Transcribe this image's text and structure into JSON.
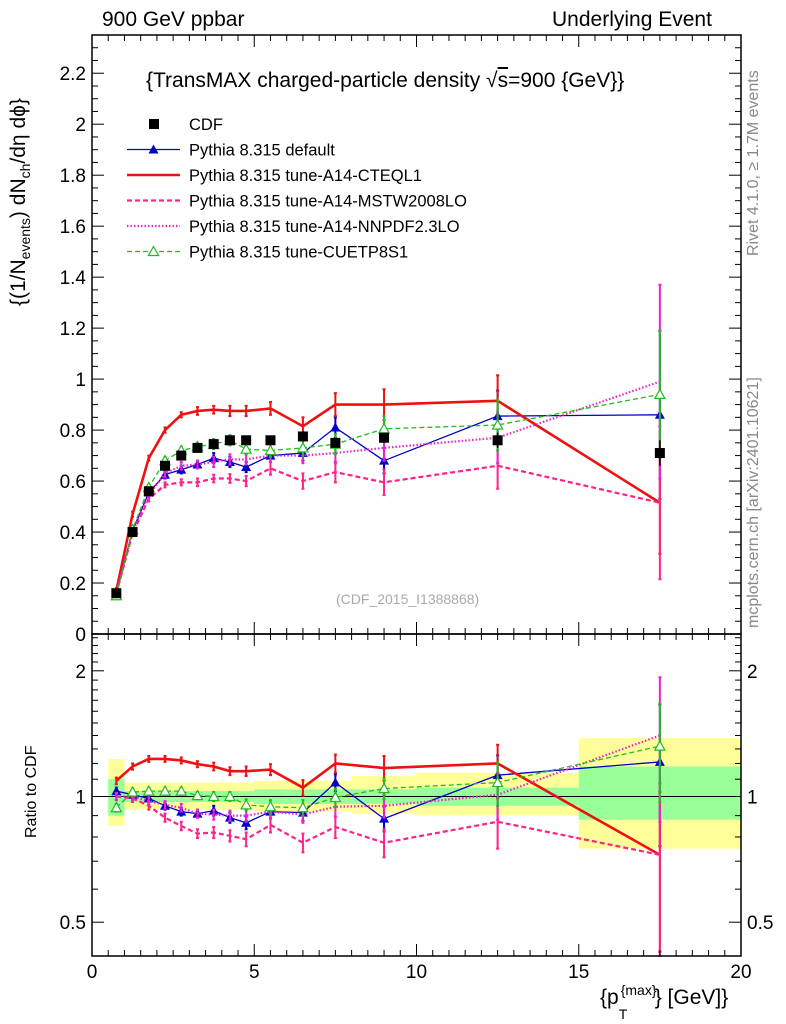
{
  "header": {
    "left": "900 GeV ppbar",
    "right": "Underlying Event"
  },
  "side_text": {
    "top": "Rivet 4.1.0, ≥ 1.7M events",
    "bottom": "mcplots.cern.ch [arXiv:2401.10621]"
  },
  "colors": {
    "data": "#000000",
    "default": "#0000cc",
    "cteql1": "#ee1111",
    "mstw": "#ff2288",
    "nnpdf": "#ee22cc",
    "cuetp": "#22bb22",
    "band_inner": "#99ff99",
    "band_outer": "#ffff99"
  },
  "chart_data": [
    {
      "type": "line",
      "panel": "main",
      "title": "{TransMAX charged-particle density √s=900 {GeV}}",
      "title_parts": {
        "main": "{TransMAX charged-particle density ",
        "sqrt": "√",
        "s": "s",
        "rest": "=900 {GeV}}"
      },
      "ylabel": "{(1/N_events) dN_ch/dη dϕ}",
      "ylabel_parts": {
        "p1": "{(1/N",
        "sub1": "events",
        "p2": ") dN",
        "sub2": "ch",
        "p3": "/dη dϕ}"
      },
      "xlabel": "{p_T^{max}} [GeV]}",
      "xlabel_parts": {
        "p1": "{p",
        "sub": "T",
        "sup": "{max}",
        "p2": "} [GeV]}"
      },
      "annotation": "(CDF_2015_I1388868)",
      "xlim": [
        0,
        20
      ],
      "ylim": [
        0,
        2.35
      ],
      "yticks": [
        0,
        0.2,
        0.4,
        0.6,
        0.8,
        1,
        1.2,
        1.4,
        1.6,
        1.8,
        2,
        2.2
      ],
      "ytick_labels": [
        "0",
        "0.2",
        "0.4",
        "0.6",
        "0.8",
        "1",
        "1.2",
        "1.4",
        "1.6",
        "1.8",
        "2",
        "2.2"
      ],
      "legend_position": "top-left",
      "bin_edges": [
        0.5,
        1.0,
        1.5,
        2.0,
        2.5,
        3.0,
        3.5,
        4.0,
        4.5,
        5.0,
        6.0,
        7.0,
        8.0,
        10.0,
        15.0,
        20.0
      ],
      "x": [
        0.75,
        1.25,
        1.75,
        2.25,
        2.75,
        3.25,
        3.75,
        4.25,
        4.75,
        5.5,
        6.5,
        7.5,
        9.0,
        12.5,
        17.5
      ],
      "series": [
        {
          "name": "CDF",
          "key": "data",
          "style": "marker-square",
          "values": [
            0.16,
            0.4,
            0.56,
            0.66,
            0.7,
            0.73,
            0.745,
            0.76,
            0.76,
            0.76,
            0.775,
            0.75,
            0.77,
            0.76,
            0.71
          ],
          "errors": [
            0.01,
            0.01,
            0.01,
            0.01,
            0.01,
            0.01,
            0.01,
            0.01,
            0.01,
            0.01,
            0.015,
            0.015,
            0.02,
            0.03,
            0.05
          ]
        },
        {
          "name": "Pythia 8.315 default",
          "key": "default",
          "style": "solid-triangle",
          "values": [
            0.165,
            0.405,
            0.555,
            0.625,
            0.645,
            0.665,
            0.69,
            0.675,
            0.655,
            0.7,
            0.71,
            0.81,
            0.68,
            0.855,
            0.86
          ],
          "errors": [
            0.01,
            0.01,
            0.01,
            0.015,
            0.015,
            0.015,
            0.02,
            0.02,
            0.02,
            0.025,
            0.03,
            0.04,
            0.05,
            0.1,
            0.33
          ]
        },
        {
          "name": "Pythia 8.315 tune-A14-CTEQL1",
          "key": "cteql1",
          "style": "solid-thick",
          "values": [
            0.17,
            0.47,
            0.69,
            0.8,
            0.86,
            0.875,
            0.88,
            0.875,
            0.875,
            0.885,
            0.815,
            0.9,
            0.9,
            0.915,
            0.515
          ],
          "errors": [
            0.01,
            0.01,
            0.01,
            0.01,
            0.01,
            0.015,
            0.015,
            0.02,
            0.02,
            0.025,
            0.035,
            0.045,
            0.06,
            0.1,
            0.2
          ]
        },
        {
          "name": "Pythia 8.315 tune-A14-MSTW2008LO",
          "key": "mstw",
          "style": "dashed",
          "values": [
            0.16,
            0.395,
            0.53,
            0.585,
            0.595,
            0.595,
            0.61,
            0.61,
            0.6,
            0.65,
            0.6,
            0.635,
            0.595,
            0.66,
            0.515
          ],
          "errors": [
            0.01,
            0.01,
            0.01,
            0.01,
            0.012,
            0.015,
            0.015,
            0.017,
            0.02,
            0.025,
            0.03,
            0.04,
            0.05,
            0.09,
            0.3
          ]
        },
        {
          "name": "Pythia 8.315 tune-A14-NNPDF2.3LO",
          "key": "nnpdf",
          "style": "dotted",
          "values": [
            0.16,
            0.4,
            0.545,
            0.63,
            0.66,
            0.665,
            0.675,
            0.685,
            0.685,
            0.7,
            0.7,
            0.71,
            0.73,
            0.77,
            0.99
          ],
          "errors": [
            0.01,
            0.01,
            0.01,
            0.015,
            0.015,
            0.015,
            0.02,
            0.02,
            0.02,
            0.025,
            0.03,
            0.04,
            0.05,
            0.1,
            0.38
          ]
        },
        {
          "name": "Pythia 8.315 tune-CUETP8S1",
          "key": "cuetp",
          "style": "dashed-open-triangle",
          "values": [
            0.15,
            0.41,
            0.575,
            0.68,
            0.72,
            0.735,
            0.745,
            0.76,
            0.725,
            0.72,
            0.73,
            0.745,
            0.805,
            0.82,
            0.94
          ],
          "errors": [
            0.01,
            0.01,
            0.01,
            0.015,
            0.015,
            0.015,
            0.02,
            0.02,
            0.02,
            0.025,
            0.03,
            0.04,
            0.05,
            0.1,
            0.25
          ]
        }
      ]
    },
    {
      "type": "line",
      "panel": "ratio",
      "ylabel": "Ratio to CDF",
      "xlim": [
        0,
        20
      ],
      "ylim": [
        0.415,
        2.45
      ],
      "yscale": "log",
      "yticks": [
        0.5,
        1,
        2
      ],
      "ytick_labels": [
        "0.5",
        "1",
        "2"
      ],
      "xticks": [
        0,
        5,
        10,
        15,
        20
      ],
      "xtick_labels": [
        "0",
        "5",
        "10",
        "15",
        "20"
      ],
      "data_band": {
        "inner": [
          [
            0.9,
            1.1
          ],
          [
            0.97,
            1.03
          ],
          [
            0.97,
            1.03
          ],
          [
            0.97,
            1.03
          ],
          [
            0.97,
            1.03
          ],
          [
            0.97,
            1.03
          ],
          [
            0.97,
            1.03
          ],
          [
            0.97,
            1.03
          ],
          [
            0.97,
            1.03
          ],
          [
            0.96,
            1.04
          ],
          [
            0.96,
            1.04
          ],
          [
            0.96,
            1.04
          ],
          [
            0.96,
            1.04
          ],
          [
            0.95,
            1.05
          ],
          [
            0.88,
            1.18
          ]
        ],
        "outer": [
          [
            0.85,
            1.23
          ],
          [
            0.93,
            1.08
          ],
          [
            0.93,
            1.08
          ],
          [
            0.93,
            1.08
          ],
          [
            0.93,
            1.08
          ],
          [
            0.93,
            1.08
          ],
          [
            0.93,
            1.08
          ],
          [
            0.93,
            1.08
          ],
          [
            0.93,
            1.08
          ],
          [
            0.92,
            1.09
          ],
          [
            0.92,
            1.09
          ],
          [
            0.92,
            1.09
          ],
          [
            0.91,
            1.12
          ],
          [
            0.9,
            1.14
          ],
          [
            0.75,
            1.38
          ]
        ]
      },
      "series": [
        {
          "key": "default",
          "values": [
            1.03,
            1.01,
            0.99,
            0.95,
            0.92,
            0.91,
            0.925,
            0.89,
            0.865,
            0.92,
            0.915,
            1.08,
            0.885,
            1.125,
            1.21
          ],
          "errors": [
            0.02,
            0.02,
            0.02,
            0.02,
            0.02,
            0.02,
            0.025,
            0.025,
            0.03,
            0.035,
            0.04,
            0.05,
            0.06,
            0.13,
            0.45
          ]
        },
        {
          "key": "cteql1",
          "values": [
            1.09,
            1.18,
            1.23,
            1.23,
            1.22,
            1.195,
            1.18,
            1.15,
            1.15,
            1.16,
            1.05,
            1.2,
            1.17,
            1.2,
            0.725
          ],
          "errors": [
            0.02,
            0.02,
            0.02,
            0.02,
            0.02,
            0.02,
            0.025,
            0.025,
            0.03,
            0.035,
            0.045,
            0.06,
            0.08,
            0.13,
            0.3
          ]
        },
        {
          "key": "mstw",
          "values": [
            1.0,
            0.99,
            0.95,
            0.89,
            0.85,
            0.815,
            0.82,
            0.805,
            0.79,
            0.855,
            0.775,
            0.845,
            0.775,
            0.87,
            0.725
          ],
          "errors": [
            0.02,
            0.02,
            0.02,
            0.02,
            0.02,
            0.02,
            0.025,
            0.025,
            0.03,
            0.035,
            0.04,
            0.05,
            0.06,
            0.12,
            0.35
          ]
        },
        {
          "key": "nnpdf",
          "values": [
            1.0,
            1.0,
            0.975,
            0.955,
            0.94,
            0.91,
            0.905,
            0.9,
            0.9,
            0.92,
            0.905,
            0.945,
            0.95,
            1.01,
            1.4
          ],
          "errors": [
            0.02,
            0.02,
            0.02,
            0.02,
            0.02,
            0.02,
            0.025,
            0.025,
            0.03,
            0.035,
            0.04,
            0.05,
            0.06,
            0.13,
            0.53
          ]
        },
        {
          "key": "cuetp",
          "values": [
            0.94,
            1.025,
            1.03,
            1.03,
            1.03,
            1.005,
            1.0,
            1.0,
            0.955,
            0.945,
            0.94,
            0.995,
            1.045,
            1.08,
            1.32
          ],
          "errors": [
            0.02,
            0.02,
            0.02,
            0.02,
            0.02,
            0.02,
            0.025,
            0.025,
            0.03,
            0.035,
            0.04,
            0.05,
            0.06,
            0.13,
            0.35
          ]
        }
      ]
    }
  ]
}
***
*PROBLEM TO SOLVE*. Copy out each line that contains the word "Pythia".

*FULL OUTPUT*.
          "name": "Pythia 8.315 default",
          "name": "Pythia 8.315 tune-A14-CTEQL1",
          "name": "Pythia 8.315 tune-A14-MSTW2008LO",
          "name": "Pythia 8.315 tune-A14-NNPDF2.3LO",
          "name": "Pythia 8.315 tune-CUETP8S1",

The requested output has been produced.